= Text excerpt =
****

Reliance Industries and Disney are likely to soon finalise the details of a non-binding term sheet for the merger of their media and entertainment operations in India, according to media reports. The proposed merger will involve creation of a step-down subsidiary of Viacom18, which will absorb Star India through a stock swap.
In a note on the likely merger, Elara Capital’s Karan Taurani said the move may lead to consolidation at both levels, television and OTT, of the media and entertainment industry and there is a high likelihood of the Zee-Sony merger also going through. The media giants Sony and Reliance will command a potential market share of 65 pc and 40 pc for TV and OTT.
Media reports on the proposed merger also said Reliance Industries aims to retain majority shareholding in the merged entity with 51 pc holding leaving the remaining 49 pc with Disney. The controlling stake is likely to be acquired by RIL in a cash deal and the immediate capital investment is seen at USD 1-1.5 billion.
A confirmatory due diligence will be conducted once the term sheet is agreed upon, and the valuation process will officially commence with inputs from independent valuers, the reports said. A formal announcement of the deal is likely as early as by the end of January.

****

[A run of records]
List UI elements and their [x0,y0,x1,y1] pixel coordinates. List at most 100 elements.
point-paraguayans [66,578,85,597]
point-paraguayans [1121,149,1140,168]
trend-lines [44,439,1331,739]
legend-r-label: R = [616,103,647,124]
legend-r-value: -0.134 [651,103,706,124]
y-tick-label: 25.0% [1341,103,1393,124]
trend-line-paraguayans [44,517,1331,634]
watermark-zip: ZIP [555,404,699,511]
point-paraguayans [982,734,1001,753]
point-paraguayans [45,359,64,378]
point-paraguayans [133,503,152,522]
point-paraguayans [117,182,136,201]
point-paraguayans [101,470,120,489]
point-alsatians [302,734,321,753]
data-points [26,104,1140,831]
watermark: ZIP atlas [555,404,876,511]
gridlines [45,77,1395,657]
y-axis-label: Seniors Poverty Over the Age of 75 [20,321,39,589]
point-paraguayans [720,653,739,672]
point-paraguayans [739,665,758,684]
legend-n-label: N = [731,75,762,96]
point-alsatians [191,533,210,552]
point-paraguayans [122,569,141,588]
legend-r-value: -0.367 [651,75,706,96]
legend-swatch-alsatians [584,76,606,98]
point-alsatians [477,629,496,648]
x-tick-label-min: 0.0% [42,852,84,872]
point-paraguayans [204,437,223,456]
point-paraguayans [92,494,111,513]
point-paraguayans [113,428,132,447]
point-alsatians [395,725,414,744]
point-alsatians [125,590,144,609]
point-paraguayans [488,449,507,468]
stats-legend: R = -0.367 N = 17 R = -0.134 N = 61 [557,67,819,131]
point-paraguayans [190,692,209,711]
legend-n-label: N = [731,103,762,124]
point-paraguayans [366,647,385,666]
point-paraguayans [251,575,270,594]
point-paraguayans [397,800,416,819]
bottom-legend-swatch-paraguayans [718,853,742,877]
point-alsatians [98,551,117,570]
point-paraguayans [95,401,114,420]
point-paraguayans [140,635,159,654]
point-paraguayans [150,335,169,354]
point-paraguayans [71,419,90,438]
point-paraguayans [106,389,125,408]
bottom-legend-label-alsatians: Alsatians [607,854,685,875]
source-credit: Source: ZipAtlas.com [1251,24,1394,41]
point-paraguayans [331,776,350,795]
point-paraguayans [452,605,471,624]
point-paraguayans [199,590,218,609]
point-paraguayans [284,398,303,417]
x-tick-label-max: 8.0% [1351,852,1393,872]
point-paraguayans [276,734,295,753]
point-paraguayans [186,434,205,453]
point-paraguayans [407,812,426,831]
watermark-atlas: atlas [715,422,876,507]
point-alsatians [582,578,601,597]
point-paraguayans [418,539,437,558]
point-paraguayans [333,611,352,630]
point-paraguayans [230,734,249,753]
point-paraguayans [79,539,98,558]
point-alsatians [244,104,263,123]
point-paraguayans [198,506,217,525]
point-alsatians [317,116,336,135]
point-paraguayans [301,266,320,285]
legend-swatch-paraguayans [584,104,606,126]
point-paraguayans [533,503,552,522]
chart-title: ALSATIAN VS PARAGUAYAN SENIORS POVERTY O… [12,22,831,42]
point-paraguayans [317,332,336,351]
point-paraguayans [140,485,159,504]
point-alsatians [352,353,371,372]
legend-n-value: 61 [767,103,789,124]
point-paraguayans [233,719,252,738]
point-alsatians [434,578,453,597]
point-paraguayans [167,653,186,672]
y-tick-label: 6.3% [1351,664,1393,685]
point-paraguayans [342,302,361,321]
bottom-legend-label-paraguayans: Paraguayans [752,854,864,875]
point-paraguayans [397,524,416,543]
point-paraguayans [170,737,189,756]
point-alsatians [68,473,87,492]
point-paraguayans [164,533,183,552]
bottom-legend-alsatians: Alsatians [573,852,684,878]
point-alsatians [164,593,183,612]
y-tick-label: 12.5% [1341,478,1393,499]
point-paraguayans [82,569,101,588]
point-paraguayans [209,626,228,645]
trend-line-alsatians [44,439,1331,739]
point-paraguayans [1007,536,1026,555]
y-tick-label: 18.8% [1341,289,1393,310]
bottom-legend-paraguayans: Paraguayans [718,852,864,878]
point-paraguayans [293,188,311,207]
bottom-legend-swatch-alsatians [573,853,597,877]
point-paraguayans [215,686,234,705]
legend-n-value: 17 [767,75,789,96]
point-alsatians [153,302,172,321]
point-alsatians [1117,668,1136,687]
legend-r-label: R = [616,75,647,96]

****

= Exercise instructions =
Answer these questions using the text on the Reliance–Disney merger:
1. What will absorb Star India under the proposed merger?
2. What percentage of the merged entity does Reliance Industries aim to hold?
3. How soon is a formal announcement of the deal likely?

= Full response =
1. A step-down subsidiary of Viacom18, through a stock swap.
2. 51 percent.
3. As early as by the end of January.